--- start Record set ---

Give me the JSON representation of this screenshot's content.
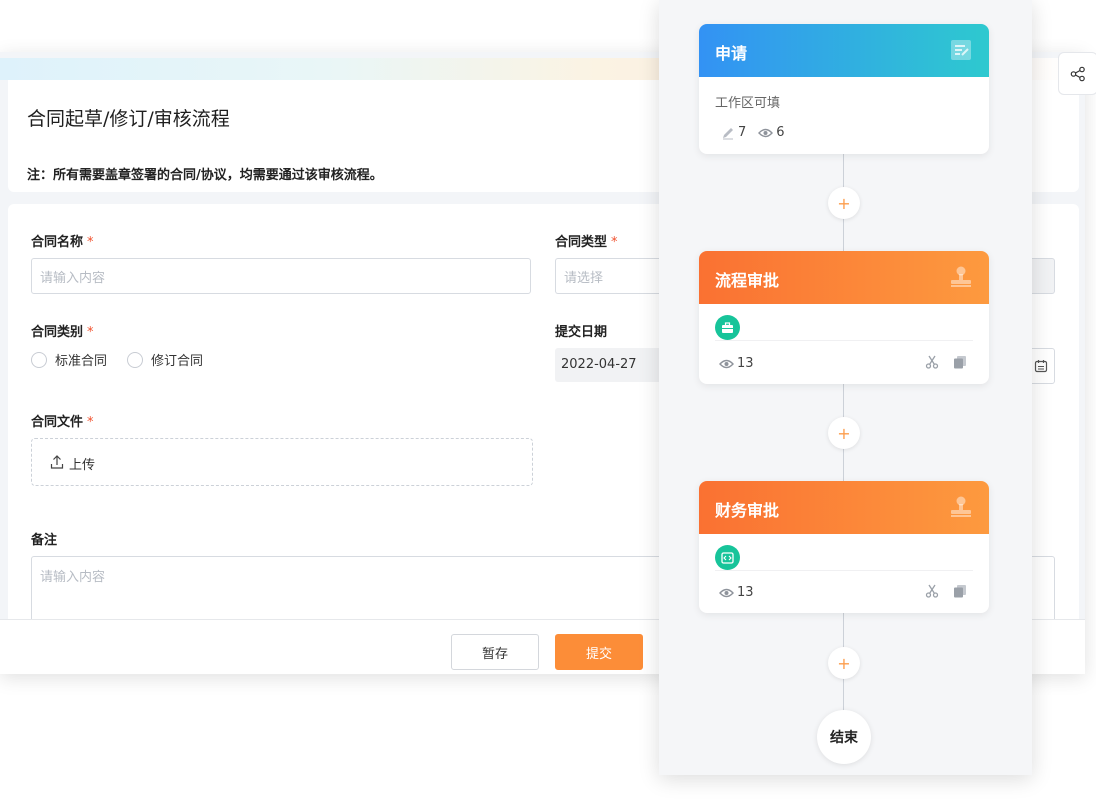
{
  "form": {
    "title": "合同起草/修订/审核流程",
    "note": "注：所有需要盖章签署的合同/协议，均需要通过该审核流程。",
    "fields": {
      "contract_name": {
        "label": "合同名称",
        "required": "*",
        "placeholder": "请输入内容"
      },
      "contract_type": {
        "label": "合同类型",
        "required": "*",
        "placeholder": "请选择"
      },
      "contract_category": {
        "label": "合同类别",
        "required": "*",
        "options": [
          "标准合同",
          "修订合同"
        ]
      },
      "submit_date": {
        "label": "提交日期",
        "value": "2022-04-27"
      },
      "contract_file": {
        "label": "合同文件",
        "required": "*",
        "upload_label": "上传"
      },
      "remark": {
        "label": "备注",
        "placeholder": "请输入内容"
      }
    },
    "footer": {
      "save_label": "暂存",
      "submit_label": "提交"
    }
  },
  "flow": {
    "add_symbol": "+",
    "nodes": [
      {
        "title": "申请",
        "subtitle": "工作区可填",
        "edit_count": "7",
        "view_count": "6",
        "header_color": "#3392f4",
        "icon": "form-icon"
      },
      {
        "title": "流程审批",
        "view_count": "13",
        "header_color": "#fa7132",
        "icon": "stamp-icon",
        "badge_icon": "briefcase-icon"
      },
      {
        "title": "财务审批",
        "view_count": "13",
        "header_color": "#fa7132",
        "icon": "stamp-icon",
        "badge_icon": "code-icon"
      }
    ],
    "end_label": "结束"
  },
  "colors": {
    "accent": "#fc8d38",
    "required": "#f0502d",
    "badge": "#17c49a"
  }
}
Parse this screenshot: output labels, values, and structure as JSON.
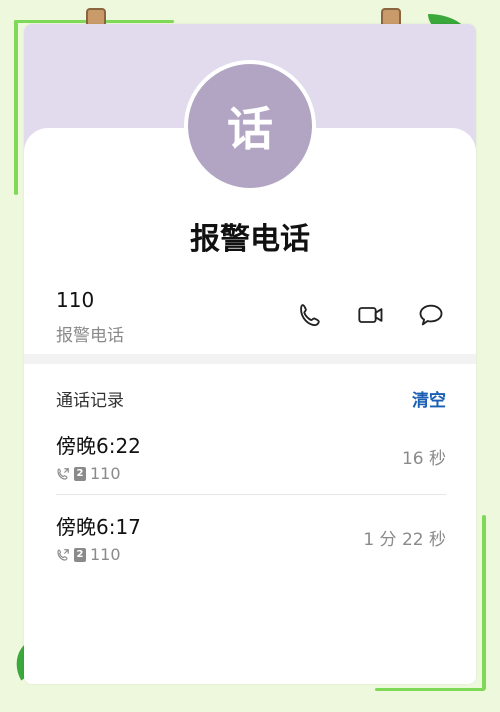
{
  "contact": {
    "avatar_char": "话",
    "name": "报警电话",
    "number": "110",
    "label": "报警电话"
  },
  "actions": [
    {
      "icon": "phone-icon"
    },
    {
      "icon": "video-icon"
    },
    {
      "icon": "message-icon"
    }
  ],
  "records": {
    "title": "通话记录",
    "clear_label": "清空",
    "items": [
      {
        "time": "傍晚6:22",
        "sim": "2",
        "number": "110",
        "duration": "16 秒"
      },
      {
        "time": "傍晚6:17",
        "sim": "2",
        "number": "110",
        "duration": "1 分 22 秒"
      }
    ]
  },
  "colors": {
    "header_bg": "#e2dbee",
    "avatar_bg": "#b2a5c3",
    "accent": "#1a5fb4",
    "page_bg": "#eef8dc"
  }
}
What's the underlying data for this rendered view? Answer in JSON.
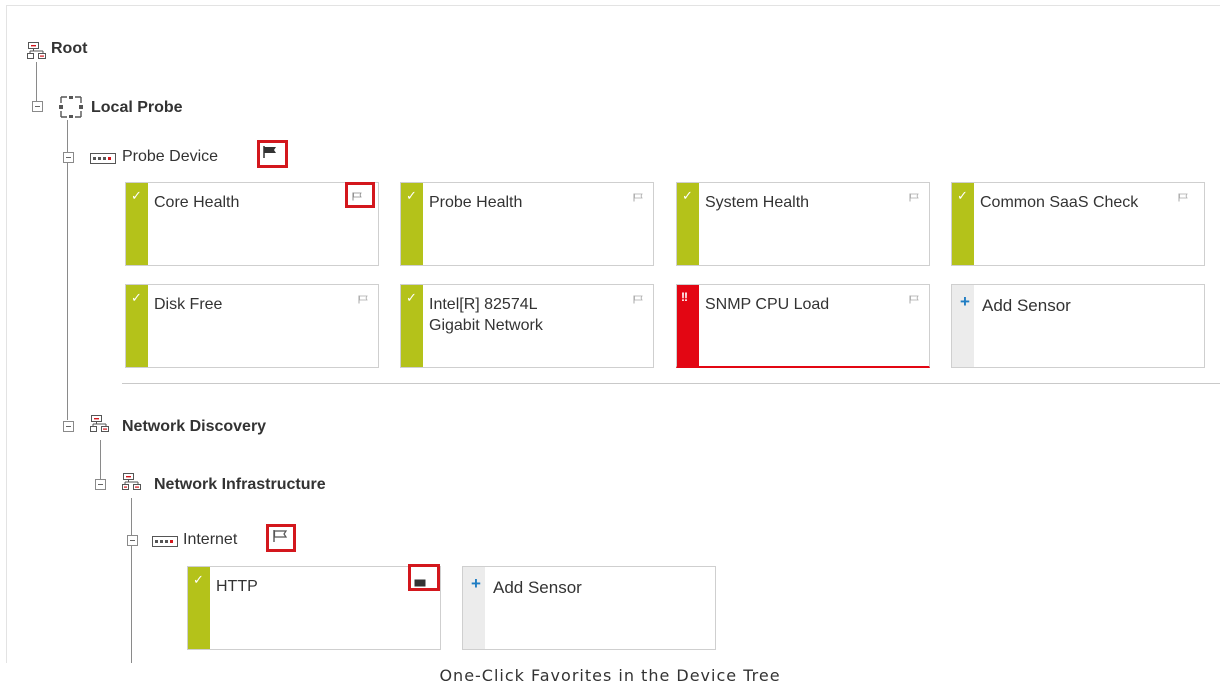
{
  "tree": {
    "root": {
      "label": "Root"
    },
    "local_probe": {
      "label": "Local Probe"
    },
    "probe_device": {
      "label": "Probe Device"
    },
    "network_discovery": {
      "label": "Network Discovery"
    },
    "network_infrastructure": {
      "label": "Network Infrastructure"
    },
    "internet": {
      "label": "Internet"
    }
  },
  "sensors": {
    "core_health": {
      "name": "Core Health",
      "status": "up",
      "mark": "✓"
    },
    "probe_health": {
      "name": "Probe Health",
      "status": "up",
      "mark": "✓"
    },
    "system_health": {
      "name": "System Health",
      "status": "up",
      "mark": "✓"
    },
    "common_saas_check": {
      "name": "Common SaaS Check",
      "status": "up",
      "mark": "✓"
    },
    "disk_free": {
      "name": "Disk Free",
      "status": "up",
      "mark": "✓"
    },
    "intel_network": {
      "name": "Intel[R] 82574L Gigabit Network",
      "status": "up",
      "mark": "✓"
    },
    "snmp_cpu_load": {
      "name": "SNMP CPU Load",
      "status": "down",
      "mark": "!!"
    },
    "http": {
      "name": "HTTP",
      "status": "up",
      "mark": "✓"
    }
  },
  "add_sensor": {
    "label": "Add Sensor",
    "icon": "+"
  },
  "caption": "One-Click Favorites in the Device Tree",
  "colors": {
    "status_up": "#b4c21a",
    "status_down": "#e30613",
    "highlight": "#d3171d",
    "add_plus": "#1f7dc3"
  }
}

--- end Record set ---

◆ **Work instructions**
Working from the material above, state how many lines contain "icon"; give only the number.

◆ **Response to the exercise**
9